Excerpted data.
══════════════════════════════

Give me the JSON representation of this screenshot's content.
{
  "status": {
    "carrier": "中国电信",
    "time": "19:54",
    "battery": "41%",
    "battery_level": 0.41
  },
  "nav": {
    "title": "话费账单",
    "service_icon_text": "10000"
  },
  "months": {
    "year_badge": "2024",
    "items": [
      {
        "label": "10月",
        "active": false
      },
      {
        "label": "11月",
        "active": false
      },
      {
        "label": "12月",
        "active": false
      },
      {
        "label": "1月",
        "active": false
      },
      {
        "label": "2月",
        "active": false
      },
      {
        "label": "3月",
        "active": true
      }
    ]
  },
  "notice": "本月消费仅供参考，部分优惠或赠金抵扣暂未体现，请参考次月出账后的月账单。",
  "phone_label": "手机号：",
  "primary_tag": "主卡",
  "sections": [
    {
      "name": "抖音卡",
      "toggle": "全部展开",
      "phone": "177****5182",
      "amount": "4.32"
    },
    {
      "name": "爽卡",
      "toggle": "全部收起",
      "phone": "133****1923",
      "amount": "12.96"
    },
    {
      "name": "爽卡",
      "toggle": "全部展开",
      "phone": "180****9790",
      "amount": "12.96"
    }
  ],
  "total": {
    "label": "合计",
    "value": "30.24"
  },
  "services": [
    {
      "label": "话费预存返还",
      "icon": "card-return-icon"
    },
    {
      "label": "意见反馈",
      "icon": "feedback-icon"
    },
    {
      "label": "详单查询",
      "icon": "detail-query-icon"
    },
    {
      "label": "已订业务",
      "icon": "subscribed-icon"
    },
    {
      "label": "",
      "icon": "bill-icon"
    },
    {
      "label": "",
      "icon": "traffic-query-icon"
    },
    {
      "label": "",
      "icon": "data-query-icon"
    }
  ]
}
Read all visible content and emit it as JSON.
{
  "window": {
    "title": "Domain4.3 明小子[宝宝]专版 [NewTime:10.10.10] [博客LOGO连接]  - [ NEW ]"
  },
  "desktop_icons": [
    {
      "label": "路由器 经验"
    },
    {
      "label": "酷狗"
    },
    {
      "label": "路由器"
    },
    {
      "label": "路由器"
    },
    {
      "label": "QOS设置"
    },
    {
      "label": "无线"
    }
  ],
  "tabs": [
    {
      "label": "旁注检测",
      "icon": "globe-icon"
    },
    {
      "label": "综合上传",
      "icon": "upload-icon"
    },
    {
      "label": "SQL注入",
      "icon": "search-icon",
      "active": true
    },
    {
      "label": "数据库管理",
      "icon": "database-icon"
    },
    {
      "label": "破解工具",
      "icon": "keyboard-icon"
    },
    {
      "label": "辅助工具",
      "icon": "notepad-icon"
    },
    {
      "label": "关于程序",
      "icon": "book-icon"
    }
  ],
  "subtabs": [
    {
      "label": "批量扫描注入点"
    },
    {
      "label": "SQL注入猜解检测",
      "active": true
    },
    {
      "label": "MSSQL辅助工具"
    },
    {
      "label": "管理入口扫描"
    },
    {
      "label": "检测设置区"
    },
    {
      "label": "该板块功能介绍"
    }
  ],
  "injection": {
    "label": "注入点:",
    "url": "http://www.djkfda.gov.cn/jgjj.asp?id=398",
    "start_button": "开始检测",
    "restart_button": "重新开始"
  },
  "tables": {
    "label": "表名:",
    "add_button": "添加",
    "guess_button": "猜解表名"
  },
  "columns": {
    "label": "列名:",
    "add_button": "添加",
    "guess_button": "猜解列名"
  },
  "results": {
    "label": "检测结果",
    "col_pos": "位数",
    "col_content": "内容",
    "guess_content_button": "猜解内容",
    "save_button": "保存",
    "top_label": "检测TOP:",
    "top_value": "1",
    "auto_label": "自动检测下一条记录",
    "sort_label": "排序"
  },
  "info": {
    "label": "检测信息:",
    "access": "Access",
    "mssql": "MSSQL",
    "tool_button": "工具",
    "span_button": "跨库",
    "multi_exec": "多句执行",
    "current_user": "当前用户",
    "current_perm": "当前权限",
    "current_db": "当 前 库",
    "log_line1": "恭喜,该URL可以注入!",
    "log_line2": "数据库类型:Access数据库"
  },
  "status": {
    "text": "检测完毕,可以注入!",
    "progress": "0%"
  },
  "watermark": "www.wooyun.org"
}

══════════════════════════════

What the task requires. Find the lines with the string "JSON" and reproduce them.

Problem solution.
Give me the JSON representation of this screenshot's content.
Read all visible content and emit it as JSON.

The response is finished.